(Given task): Read the lines that follow and pick out every one containing the word "title".

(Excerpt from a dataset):
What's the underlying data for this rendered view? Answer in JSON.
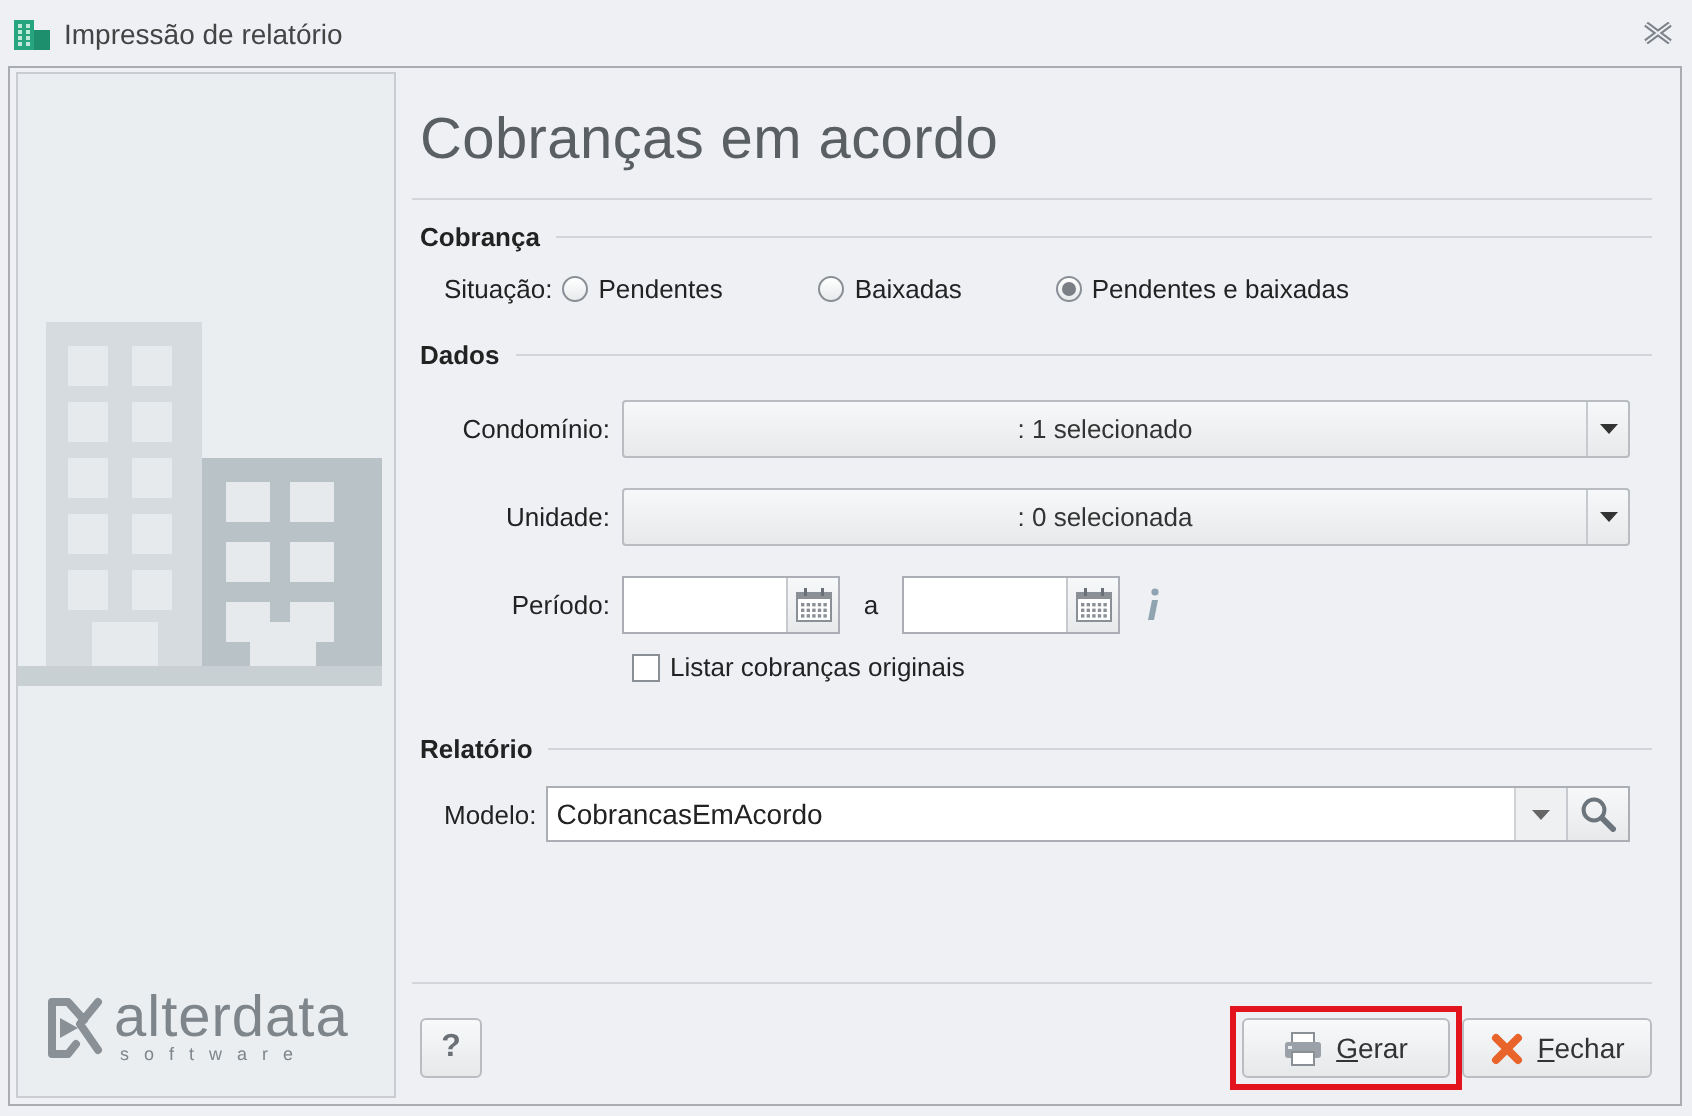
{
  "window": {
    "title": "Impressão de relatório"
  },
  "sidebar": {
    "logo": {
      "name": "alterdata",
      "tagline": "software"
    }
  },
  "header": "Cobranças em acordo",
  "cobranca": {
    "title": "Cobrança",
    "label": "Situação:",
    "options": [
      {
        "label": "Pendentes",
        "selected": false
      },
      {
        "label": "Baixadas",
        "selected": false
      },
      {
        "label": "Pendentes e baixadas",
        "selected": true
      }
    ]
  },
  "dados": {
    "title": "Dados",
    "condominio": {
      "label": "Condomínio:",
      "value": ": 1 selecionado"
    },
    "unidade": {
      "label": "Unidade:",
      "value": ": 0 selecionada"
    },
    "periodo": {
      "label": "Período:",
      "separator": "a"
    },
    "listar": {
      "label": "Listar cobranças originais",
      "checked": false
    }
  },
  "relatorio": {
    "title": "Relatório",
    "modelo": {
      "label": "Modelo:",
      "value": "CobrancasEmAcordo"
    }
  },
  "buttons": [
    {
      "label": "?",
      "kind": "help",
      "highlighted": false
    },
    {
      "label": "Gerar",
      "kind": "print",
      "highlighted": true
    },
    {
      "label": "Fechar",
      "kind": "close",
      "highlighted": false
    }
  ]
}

(Written solution):
    "title": "Impressão de relatório"
    "title": "Cobrança",
    "title": "Dados",
    "title": "Relatório",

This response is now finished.